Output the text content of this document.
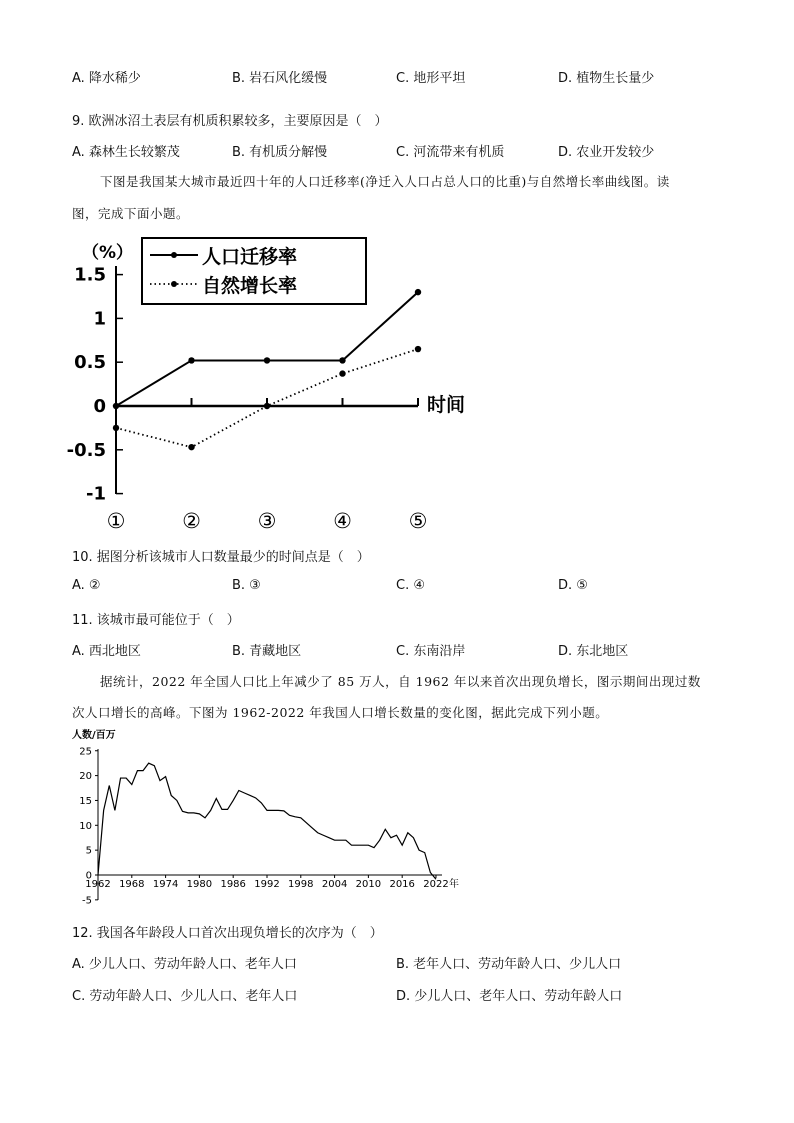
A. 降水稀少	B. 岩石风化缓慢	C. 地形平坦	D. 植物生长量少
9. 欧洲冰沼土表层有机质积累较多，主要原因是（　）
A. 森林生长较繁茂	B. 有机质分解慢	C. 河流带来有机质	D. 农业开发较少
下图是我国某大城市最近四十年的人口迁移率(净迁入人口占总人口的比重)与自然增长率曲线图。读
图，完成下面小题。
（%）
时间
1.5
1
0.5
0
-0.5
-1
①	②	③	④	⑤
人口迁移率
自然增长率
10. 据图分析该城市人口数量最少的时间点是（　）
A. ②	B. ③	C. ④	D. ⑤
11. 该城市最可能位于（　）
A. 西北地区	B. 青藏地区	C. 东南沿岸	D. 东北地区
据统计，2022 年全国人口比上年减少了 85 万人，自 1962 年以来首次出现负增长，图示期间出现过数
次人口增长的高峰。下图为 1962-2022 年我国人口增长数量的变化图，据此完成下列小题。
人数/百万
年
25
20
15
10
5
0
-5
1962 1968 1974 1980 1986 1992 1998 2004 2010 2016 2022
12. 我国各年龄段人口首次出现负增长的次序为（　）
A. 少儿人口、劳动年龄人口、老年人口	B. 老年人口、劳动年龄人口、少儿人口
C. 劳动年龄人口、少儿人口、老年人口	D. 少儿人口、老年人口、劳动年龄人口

━━━━

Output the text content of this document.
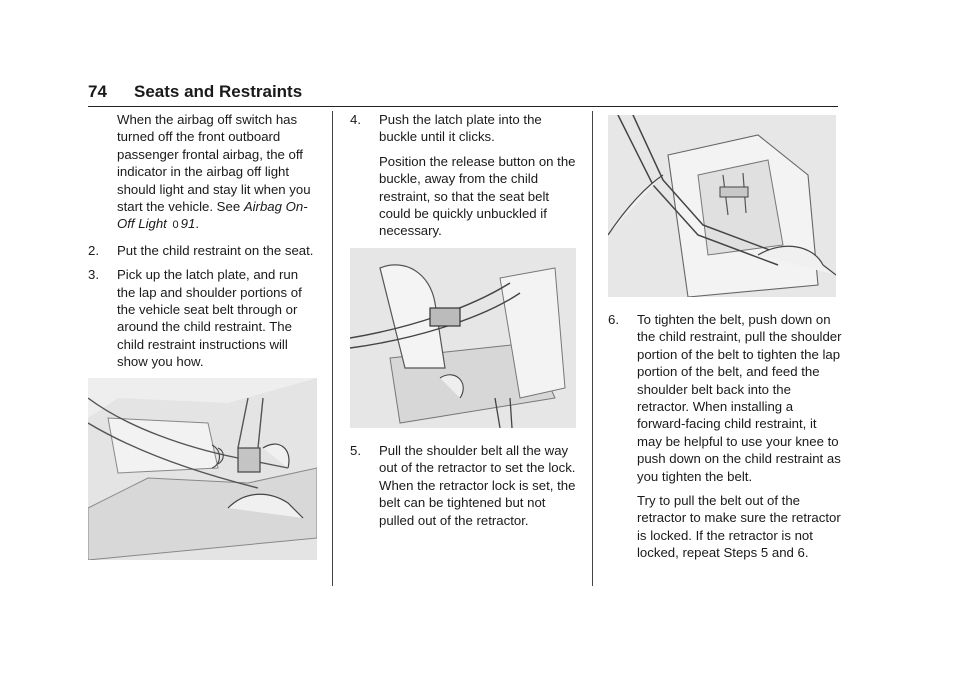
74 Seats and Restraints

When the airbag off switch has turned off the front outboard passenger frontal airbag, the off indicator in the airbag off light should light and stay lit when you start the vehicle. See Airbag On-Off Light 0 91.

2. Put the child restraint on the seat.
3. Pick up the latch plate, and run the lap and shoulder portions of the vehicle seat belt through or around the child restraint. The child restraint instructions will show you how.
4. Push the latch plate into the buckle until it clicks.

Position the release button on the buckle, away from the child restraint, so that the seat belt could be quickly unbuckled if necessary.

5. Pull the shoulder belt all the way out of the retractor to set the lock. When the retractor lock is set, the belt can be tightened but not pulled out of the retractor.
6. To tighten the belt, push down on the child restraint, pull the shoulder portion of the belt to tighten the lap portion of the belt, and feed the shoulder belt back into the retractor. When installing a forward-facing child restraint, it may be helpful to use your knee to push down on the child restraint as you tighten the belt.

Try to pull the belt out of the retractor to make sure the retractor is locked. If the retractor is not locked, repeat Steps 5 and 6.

━━━━

Find the lines holding "latch" and list every one.

3. Pick up the latch plate, and run the lap and shoulder portions of the vehicle seat belt through or around the child restraint. The child restraint instructions will show you how.
4. Push the latch plate into the buckle until it clicks.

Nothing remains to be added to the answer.